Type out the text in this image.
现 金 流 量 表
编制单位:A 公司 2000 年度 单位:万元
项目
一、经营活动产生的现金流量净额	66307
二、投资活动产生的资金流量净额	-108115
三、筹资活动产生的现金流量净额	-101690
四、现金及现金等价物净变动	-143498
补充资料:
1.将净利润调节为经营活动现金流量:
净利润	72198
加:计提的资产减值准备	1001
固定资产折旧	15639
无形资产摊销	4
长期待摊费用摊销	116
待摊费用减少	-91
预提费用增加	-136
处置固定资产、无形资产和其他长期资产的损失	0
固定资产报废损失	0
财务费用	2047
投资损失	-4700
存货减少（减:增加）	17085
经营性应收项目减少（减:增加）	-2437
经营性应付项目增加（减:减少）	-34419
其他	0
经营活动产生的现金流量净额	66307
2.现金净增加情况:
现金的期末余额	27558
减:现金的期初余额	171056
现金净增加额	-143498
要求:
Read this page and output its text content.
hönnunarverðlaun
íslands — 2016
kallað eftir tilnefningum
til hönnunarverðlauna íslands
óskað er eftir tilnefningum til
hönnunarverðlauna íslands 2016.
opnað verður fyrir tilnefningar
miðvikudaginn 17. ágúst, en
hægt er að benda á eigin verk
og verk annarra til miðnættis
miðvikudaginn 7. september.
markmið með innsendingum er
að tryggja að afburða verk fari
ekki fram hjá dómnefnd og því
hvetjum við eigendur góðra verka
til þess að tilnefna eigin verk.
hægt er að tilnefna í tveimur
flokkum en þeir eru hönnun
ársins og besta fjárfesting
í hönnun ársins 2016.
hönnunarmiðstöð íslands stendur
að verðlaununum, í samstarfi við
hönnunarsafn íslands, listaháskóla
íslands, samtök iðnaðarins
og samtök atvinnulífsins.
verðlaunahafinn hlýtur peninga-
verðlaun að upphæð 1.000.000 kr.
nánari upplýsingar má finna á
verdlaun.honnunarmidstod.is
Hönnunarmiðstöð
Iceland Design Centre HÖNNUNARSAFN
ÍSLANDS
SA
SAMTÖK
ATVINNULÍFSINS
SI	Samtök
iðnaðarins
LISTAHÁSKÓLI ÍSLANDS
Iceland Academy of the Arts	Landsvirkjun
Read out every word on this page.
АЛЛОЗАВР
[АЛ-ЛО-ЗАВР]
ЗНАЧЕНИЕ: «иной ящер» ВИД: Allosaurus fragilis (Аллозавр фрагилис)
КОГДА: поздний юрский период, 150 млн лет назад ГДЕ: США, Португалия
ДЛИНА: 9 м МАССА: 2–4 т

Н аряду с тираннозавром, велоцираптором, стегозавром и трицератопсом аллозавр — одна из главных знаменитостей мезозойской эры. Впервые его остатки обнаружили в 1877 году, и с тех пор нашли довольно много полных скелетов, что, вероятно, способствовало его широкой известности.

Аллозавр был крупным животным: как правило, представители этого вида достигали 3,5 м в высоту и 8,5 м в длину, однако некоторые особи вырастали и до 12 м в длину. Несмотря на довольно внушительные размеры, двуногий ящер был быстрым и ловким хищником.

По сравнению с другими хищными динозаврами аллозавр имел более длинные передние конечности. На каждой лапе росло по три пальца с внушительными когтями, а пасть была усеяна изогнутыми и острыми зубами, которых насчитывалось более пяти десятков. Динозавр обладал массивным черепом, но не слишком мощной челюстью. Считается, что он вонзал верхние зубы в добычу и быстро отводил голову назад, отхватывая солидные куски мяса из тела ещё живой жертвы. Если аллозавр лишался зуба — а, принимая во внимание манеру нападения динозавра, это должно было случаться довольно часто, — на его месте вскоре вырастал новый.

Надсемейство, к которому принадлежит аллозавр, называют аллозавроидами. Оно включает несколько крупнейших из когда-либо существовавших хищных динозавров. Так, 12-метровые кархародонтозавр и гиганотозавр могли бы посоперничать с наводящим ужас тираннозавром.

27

━━━━━━━━

Among the lines above, count those containing the word "this" and give nothing but the result.

• **EXERCISE SOLUTION**: 3